### Exercise task
Output all the material that follows, exactly as given.

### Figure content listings
——————————
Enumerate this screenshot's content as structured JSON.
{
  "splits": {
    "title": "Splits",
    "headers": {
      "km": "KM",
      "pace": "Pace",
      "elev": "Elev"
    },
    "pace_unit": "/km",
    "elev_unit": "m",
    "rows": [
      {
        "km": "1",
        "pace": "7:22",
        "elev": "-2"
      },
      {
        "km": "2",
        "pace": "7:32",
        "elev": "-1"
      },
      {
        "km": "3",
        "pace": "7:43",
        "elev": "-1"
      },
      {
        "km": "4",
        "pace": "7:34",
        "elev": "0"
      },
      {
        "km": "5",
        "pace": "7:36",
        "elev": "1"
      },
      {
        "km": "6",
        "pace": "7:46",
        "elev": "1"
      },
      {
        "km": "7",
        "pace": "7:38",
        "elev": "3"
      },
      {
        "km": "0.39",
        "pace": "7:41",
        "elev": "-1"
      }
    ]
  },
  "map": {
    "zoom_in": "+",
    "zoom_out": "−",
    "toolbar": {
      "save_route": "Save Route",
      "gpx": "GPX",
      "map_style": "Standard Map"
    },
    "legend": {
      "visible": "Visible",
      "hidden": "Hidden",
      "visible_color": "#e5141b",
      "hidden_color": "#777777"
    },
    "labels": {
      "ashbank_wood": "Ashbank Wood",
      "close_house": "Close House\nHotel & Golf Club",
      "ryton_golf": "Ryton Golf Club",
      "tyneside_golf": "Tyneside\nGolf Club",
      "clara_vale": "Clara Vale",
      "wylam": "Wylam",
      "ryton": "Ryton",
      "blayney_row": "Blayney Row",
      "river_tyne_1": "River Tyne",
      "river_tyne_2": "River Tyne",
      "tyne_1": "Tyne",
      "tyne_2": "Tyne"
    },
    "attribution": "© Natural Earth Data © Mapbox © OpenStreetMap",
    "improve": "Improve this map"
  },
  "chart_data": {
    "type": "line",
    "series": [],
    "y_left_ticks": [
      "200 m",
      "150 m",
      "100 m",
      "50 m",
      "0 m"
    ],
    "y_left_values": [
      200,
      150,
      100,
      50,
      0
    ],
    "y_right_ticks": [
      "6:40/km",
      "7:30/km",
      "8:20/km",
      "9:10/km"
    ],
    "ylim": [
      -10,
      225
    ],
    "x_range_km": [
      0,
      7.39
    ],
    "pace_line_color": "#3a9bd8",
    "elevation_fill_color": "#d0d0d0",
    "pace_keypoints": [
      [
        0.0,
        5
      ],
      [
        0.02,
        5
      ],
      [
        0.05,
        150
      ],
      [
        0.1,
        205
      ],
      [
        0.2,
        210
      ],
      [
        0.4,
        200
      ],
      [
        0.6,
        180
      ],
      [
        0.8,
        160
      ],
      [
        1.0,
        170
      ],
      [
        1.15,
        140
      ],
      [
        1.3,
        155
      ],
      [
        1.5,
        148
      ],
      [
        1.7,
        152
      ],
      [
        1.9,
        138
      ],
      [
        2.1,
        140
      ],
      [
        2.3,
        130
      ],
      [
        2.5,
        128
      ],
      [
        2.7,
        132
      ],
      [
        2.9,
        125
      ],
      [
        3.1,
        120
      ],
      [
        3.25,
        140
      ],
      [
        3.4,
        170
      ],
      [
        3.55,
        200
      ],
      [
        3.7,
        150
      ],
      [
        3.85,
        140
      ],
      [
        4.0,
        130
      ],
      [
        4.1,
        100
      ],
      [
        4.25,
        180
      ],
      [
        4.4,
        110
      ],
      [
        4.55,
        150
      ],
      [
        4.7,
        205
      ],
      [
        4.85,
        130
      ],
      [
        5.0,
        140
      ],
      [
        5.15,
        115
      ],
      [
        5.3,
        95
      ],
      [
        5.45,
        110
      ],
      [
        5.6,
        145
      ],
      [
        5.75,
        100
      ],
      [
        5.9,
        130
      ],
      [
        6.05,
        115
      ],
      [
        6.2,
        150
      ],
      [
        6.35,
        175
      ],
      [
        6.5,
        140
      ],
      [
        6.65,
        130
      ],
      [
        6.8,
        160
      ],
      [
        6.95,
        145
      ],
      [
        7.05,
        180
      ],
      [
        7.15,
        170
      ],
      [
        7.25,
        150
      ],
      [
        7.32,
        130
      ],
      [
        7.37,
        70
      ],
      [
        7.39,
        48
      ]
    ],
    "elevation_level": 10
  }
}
——————————
### Correct output
Enumerate this screenshot's content as structured JSON.
{
  "splits": {
    "title": "Splits",
    "headers": {
      "km": "KM",
      "pace": "Pace",
      "elev": "Elev"
    },
    "pace_unit": "/km",
    "elev_unit": "m",
    "rows": [
      {
        "km": "1",
        "pace": "7:22",
        "elev": "-2"
      },
      {
        "km": "2",
        "pace": "7:32",
        "elev": "-1"
      },
      {
        "km": "3",
        "pace": "7:43",
        "elev": "-1"
      },
      {
        "km": "4",
        "pace": "7:34",
        "elev": "0"
      },
      {
        "km": "5",
        "pace": "7:36",
        "elev": "1"
      },
      {
        "km": "6",
        "pace": "7:46",
        "elev": "1"
      },
      {
        "km": "7",
        "pace": "7:38",
        "elev": "3"
      },
      {
        "km": "0.39",
        "pace": "7:41",
        "elev": "-1"
      }
    ]
  },
  "map": {
    "zoom_in": "+",
    "zoom_out": "−",
    "toolbar": {
      "save_route": "Save Route",
      "gpx": "GPX",
      "map_style": "Standard Map"
    },
    "legend": {
      "visible": "Visible",
      "hidden": "Hidden",
      "visible_color": "#e5141b",
      "hidden_color": "#777777"
    },
    "labels": {
      "ashbank_wood": "Ashbank Wood",
      "close_house": "Close House\nHotel & Golf Club",
      "ryton_golf": "Ryton Golf Club",
      "tyneside_golf": "Tyneside\nGolf Club",
      "clara_vale": "Clara Vale",
      "wylam": "Wylam",
      "ryton": "Ryton",
      "blayney_row": "Blayney Row",
      "river_tyne_1": "River Tyne",
      "river_tyne_2": "River Tyne",
      "tyne_1": "Tyne",
      "tyne_2": "Tyne"
    },
    "attribution": "© Natural Earth Data © Mapbox © OpenStreetMap",
    "improve": "Improve this map"
  },
  "chart_data": {
    "type": "line",
    "series": [],
    "y_left_ticks": [
      "200 m",
      "150 m",
      "100 m",
      "50 m",
      "0 m"
    ],
    "y_left_values": [
      200,
      150,
      100,
      50,
      0
    ],
    "y_right_ticks": [
      "6:40/km",
      "7:30/km",
      "8:20/km",
      "9:10/km"
    ],
    "ylim": [
      -10,
      225
    ],
    "x_range_km": [
      0,
      7.39
    ],
    "pace_line_color": "#3a9bd8",
    "elevation_fill_color": "#d0d0d0",
    "pace_keypoints": [
      [
        0.0,
        5
      ],
      [
        0.02,
        5
      ],
      [
        0.05,
        150
      ],
      [
        0.1,
        205
      ],
      [
        0.2,
        210
      ],
      [
        0.4,
        200
      ],
      [
        0.6,
        180
      ],
      [
        0.8,
        160
      ],
      [
        1.0,
        170
      ],
      [
        1.15,
        140
      ],
      [
        1.3,
        155
      ],
      [
        1.5,
        148
      ],
      [
        1.7,
        152
      ],
      [
        1.9,
        138
      ],
      [
        2.1,
        140
      ],
      [
        2.3,
        130
      ],
      [
        2.5,
        128
      ],
      [
        2.7,
        132
      ],
      [
        2.9,
        125
      ],
      [
        3.1,
        120
      ],
      [
        3.25,
        140
      ],
      [
        3.4,
        170
      ],
      [
        3.55,
        200
      ],
      [
        3.7,
        150
      ],
      [
        3.85,
        140
      ],
      [
        4.0,
        130
      ],
      [
        4.1,
        100
      ],
      [
        4.25,
        180
      ],
      [
        4.4,
        110
      ],
      [
        4.55,
        150
      ],
      [
        4.7,
        205
      ],
      [
        4.85,
        130
      ],
      [
        5.0,
        140
      ],
      [
        5.15,
        115
      ],
      [
        5.3,
        95
      ],
      [
        5.45,
        110
      ],
      [
        5.6,
        145
      ],
      [
        5.75,
        100
      ],
      [
        5.9,
        130
      ],
      [
        6.05,
        115
      ],
      [
        6.2,
        150
      ],
      [
        6.35,
        175
      ],
      [
        6.5,
        140
      ],
      [
        6.65,
        130
      ],
      [
        6.8,
        160
      ],
      [
        6.95,
        145
      ],
      [
        7.05,
        180
      ],
      [
        7.15,
        170
      ],
      [
        7.25,
        150
      ],
      [
        7.32,
        130
      ],
      [
        7.37,
        70
      ],
      [
        7.39,
        48
      ]
    ],
    "elevation_level": 10
  }
}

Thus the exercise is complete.